- [STATED GOAL]
Return each line that holds the word "title".

====

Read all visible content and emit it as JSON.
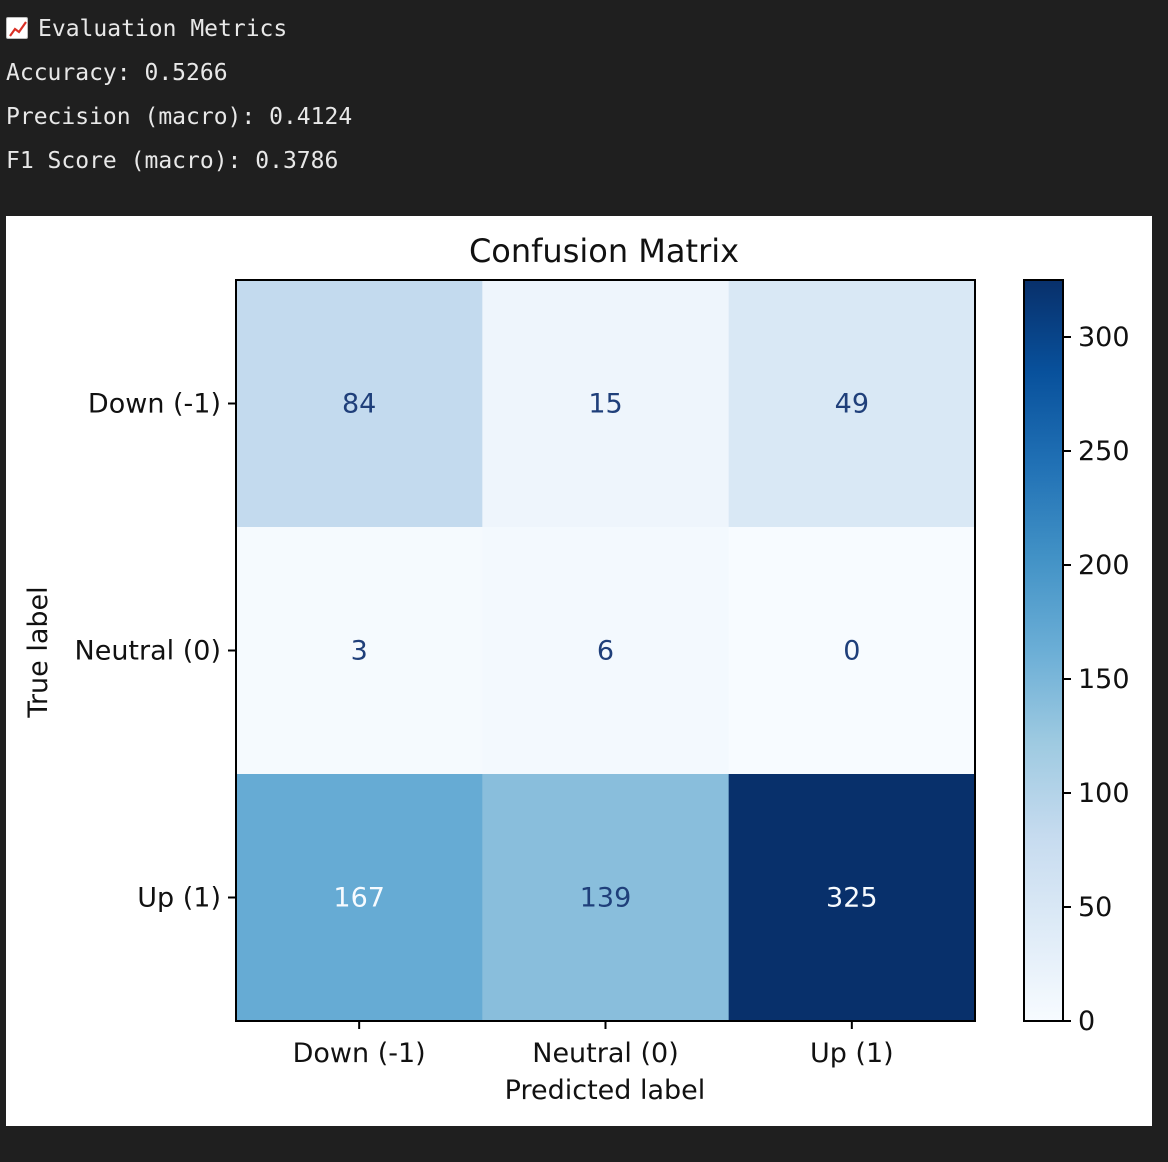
{
  "output": {
    "heading_icon": "chart-increasing-icon",
    "heading": "Evaluation Metrics",
    "accuracy": "Accuracy: 0.5266",
    "precision": "Precision (macro): 0.4124",
    "f1": "F1 Score (macro): 0.3786"
  },
  "chart_data": {
    "type": "heatmap",
    "title": "Confusion Matrix",
    "xlabel": "Predicted label",
    "ylabel": "True label",
    "x_categories": [
      "Down (-1)",
      "Neutral (0)",
      "Up (1)"
    ],
    "y_categories": [
      "Down (-1)",
      "Neutral (0)",
      "Up (1)"
    ],
    "values": [
      [
        84,
        15,
        49
      ],
      [
        3,
        6,
        0
      ],
      [
        167,
        139,
        325
      ]
    ],
    "colormap": "Blues",
    "colorbar": {
      "ticks": [
        0,
        50,
        100,
        150,
        200,
        250,
        300
      ],
      "range": [
        0,
        325
      ]
    },
    "grid": false
  }
}
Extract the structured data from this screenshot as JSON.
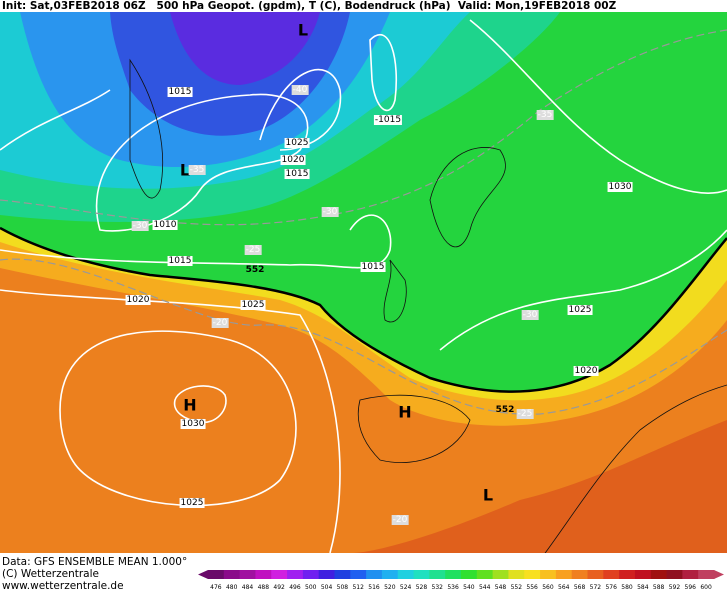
{
  "header": {
    "title": "Init: Sat,03FEB2018 06Z   500 hPa Geopot. (gpdm), T (C), Bodendruck (hPa)  Valid: Mon,19FEB2018 00Z"
  },
  "footer": {
    "data_source": "Data: GFS ENSEMBLE MEAN 1.000°",
    "copyright": "(C) Wetterzentrale",
    "website": "www.wetterzentrale.de"
  },
  "colorbar": {
    "labels": [
      "476",
      "480",
      "484",
      "488",
      "492",
      "496",
      "500",
      "504",
      "508",
      "512",
      "516",
      "520",
      "524",
      "528",
      "532",
      "536",
      "540",
      "544",
      "548",
      "552",
      "556",
      "560",
      "564",
      "568",
      "572",
      "576",
      "580",
      "584",
      "588",
      "592",
      "596",
      "600"
    ],
    "colors": [
      "#6a0a6a",
      "#8a0a8a",
      "#a010a0",
      "#c010c0",
      "#d020e0",
      "#a020f0",
      "#7020f0",
      "#4020e0",
      "#2040e0",
      "#2060f0",
      "#2090f0",
      "#20b0f0",
      "#20d0e0",
      "#20e0c0",
      "#20e090",
      "#20e060",
      "#30e030",
      "#60e020",
      "#a0e020",
      "#e0e020",
      "#f8e020",
      "#f8c020",
      "#f8a020",
      "#f08020",
      "#e86020",
      "#e04020",
      "#d02020",
      "#c01020",
      "#a01010",
      "#901020",
      "#b02040",
      "#c04060"
    ]
  },
  "map": {
    "centers": [
      "L",
      "L",
      "H",
      "H",
      "L"
    ],
    "isobars": [
      "1015",
      "1025",
      "1020",
      "1015",
      "1010",
      "1015",
      "1020",
      "1025",
      "1030",
      "1025",
      "-1015",
      "1015",
      "1030",
      "1025",
      "1020"
    ],
    "temperatures": [
      "-40",
      "-35",
      "-30",
      "-30",
      "-25",
      "-20",
      "-35",
      "-30",
      "-25",
      "-20"
    ],
    "heights": [
      "552",
      "552"
    ]
  }
}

====

- [EXERCISE ANSWER]
    "title": "Confusion Matrix",
    "title": "Init: Sat,03FEB2018 06Z   500 hPa Geopot. (gpdm), T (C), Bodendruck (hPa)  Valid: Mon,19FEB2018 00Z"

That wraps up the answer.